## Start Exercise inputs

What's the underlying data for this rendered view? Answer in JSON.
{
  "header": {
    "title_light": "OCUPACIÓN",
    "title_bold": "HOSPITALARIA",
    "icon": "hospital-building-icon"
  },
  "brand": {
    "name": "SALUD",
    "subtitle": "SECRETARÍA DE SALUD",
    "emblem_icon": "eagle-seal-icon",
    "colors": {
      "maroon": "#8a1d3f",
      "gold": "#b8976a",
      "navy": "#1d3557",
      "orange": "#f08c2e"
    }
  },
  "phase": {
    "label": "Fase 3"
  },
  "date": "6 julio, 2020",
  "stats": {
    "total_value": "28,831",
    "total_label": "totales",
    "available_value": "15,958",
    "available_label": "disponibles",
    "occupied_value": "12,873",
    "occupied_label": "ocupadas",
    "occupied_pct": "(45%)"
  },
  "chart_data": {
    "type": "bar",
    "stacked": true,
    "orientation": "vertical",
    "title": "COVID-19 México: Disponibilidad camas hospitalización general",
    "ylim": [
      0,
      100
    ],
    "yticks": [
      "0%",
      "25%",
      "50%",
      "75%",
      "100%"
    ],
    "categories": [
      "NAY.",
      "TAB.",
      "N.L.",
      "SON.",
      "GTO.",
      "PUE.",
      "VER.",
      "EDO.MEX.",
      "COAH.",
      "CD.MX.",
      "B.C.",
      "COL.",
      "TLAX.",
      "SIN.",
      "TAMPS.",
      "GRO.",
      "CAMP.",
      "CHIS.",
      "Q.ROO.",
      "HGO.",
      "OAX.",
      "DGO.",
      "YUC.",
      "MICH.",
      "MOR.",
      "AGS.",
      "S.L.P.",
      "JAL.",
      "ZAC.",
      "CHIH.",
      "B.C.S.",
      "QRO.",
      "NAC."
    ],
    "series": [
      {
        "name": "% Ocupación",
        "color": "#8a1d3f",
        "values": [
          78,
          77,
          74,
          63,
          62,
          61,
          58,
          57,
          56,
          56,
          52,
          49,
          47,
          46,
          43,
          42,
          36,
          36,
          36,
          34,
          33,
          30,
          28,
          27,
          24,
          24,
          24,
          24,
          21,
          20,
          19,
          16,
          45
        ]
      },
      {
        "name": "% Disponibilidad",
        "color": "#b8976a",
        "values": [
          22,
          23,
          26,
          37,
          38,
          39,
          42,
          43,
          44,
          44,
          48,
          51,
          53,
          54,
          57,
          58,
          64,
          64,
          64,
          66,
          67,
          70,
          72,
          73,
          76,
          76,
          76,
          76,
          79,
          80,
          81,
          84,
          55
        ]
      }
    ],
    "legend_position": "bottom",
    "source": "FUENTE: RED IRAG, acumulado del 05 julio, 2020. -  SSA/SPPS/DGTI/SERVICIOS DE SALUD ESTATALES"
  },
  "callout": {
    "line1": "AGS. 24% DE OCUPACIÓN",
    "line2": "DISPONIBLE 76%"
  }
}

## End Exercise inputs

What needs to be done:
Return all of the data word for word.

Task solution:
What's the underlying data for this rendered view? Answer in JSON.
{
  "header": {
    "title_light": "OCUPACIÓN",
    "title_bold": "HOSPITALARIA",
    "icon": "hospital-building-icon"
  },
  "brand": {
    "name": "SALUD",
    "subtitle": "SECRETARÍA DE SALUD",
    "emblem_icon": "eagle-seal-icon",
    "colors": {
      "maroon": "#8a1d3f",
      "gold": "#b8976a",
      "navy": "#1d3557",
      "orange": "#f08c2e"
    }
  },
  "phase": {
    "label": "Fase 3"
  },
  "date": "6 julio, 2020",
  "stats": {
    "total_value": "28,831",
    "total_label": "totales",
    "available_value": "15,958",
    "available_label": "disponibles",
    "occupied_value": "12,873",
    "occupied_label": "ocupadas",
    "occupied_pct": "(45%)"
  },
  "chart_data": {
    "type": "bar",
    "stacked": true,
    "orientation": "vertical",
    "title": "COVID-19 México: Disponibilidad camas hospitalización general",
    "ylim": [
      0,
      100
    ],
    "yticks": [
      "0%",
      "25%",
      "50%",
      "75%",
      "100%"
    ],
    "categories": [
      "NAY.",
      "TAB.",
      "N.L.",
      "SON.",
      "GTO.",
      "PUE.",
      "VER.",
      "EDO.MEX.",
      "COAH.",
      "CD.MX.",
      "B.C.",
      "COL.",
      "TLAX.",
      "SIN.",
      "TAMPS.",
      "GRO.",
      "CAMP.",
      "CHIS.",
      "Q.ROO.",
      "HGO.",
      "OAX.",
      "DGO.",
      "YUC.",
      "MICH.",
      "MOR.",
      "AGS.",
      "S.L.P.",
      "JAL.",
      "ZAC.",
      "CHIH.",
      "B.C.S.",
      "QRO.",
      "NAC."
    ],
    "series": [
      {
        "name": "% Ocupación",
        "color": "#8a1d3f",
        "values": [
          78,
          77,
          74,
          63,
          62,
          61,
          58,
          57,
          56,
          56,
          52,
          49,
          47,
          46,
          43,
          42,
          36,
          36,
          36,
          34,
          33,
          30,
          28,
          27,
          24,
          24,
          24,
          24,
          21,
          20,
          19,
          16,
          45
        ]
      },
      {
        "name": "% Disponibilidad",
        "color": "#b8976a",
        "values": [
          22,
          23,
          26,
          37,
          38,
          39,
          42,
          43,
          44,
          44,
          48,
          51,
          53,
          54,
          57,
          58,
          64,
          64,
          64,
          66,
          67,
          70,
          72,
          73,
          76,
          76,
          76,
          76,
          79,
          80,
          81,
          84,
          55
        ]
      }
    ],
    "legend_position": "bottom",
    "source": "FUENTE: RED IRAG, acumulado del 05 julio, 2020. -  SSA/SPPS/DGTI/SERVICIOS DE SALUD ESTATALES"
  },
  "callout": {
    "line1": "AGS. 24% DE OCUPACIÓN",
    "line2": "DISPONIBLE 76%"
  }
}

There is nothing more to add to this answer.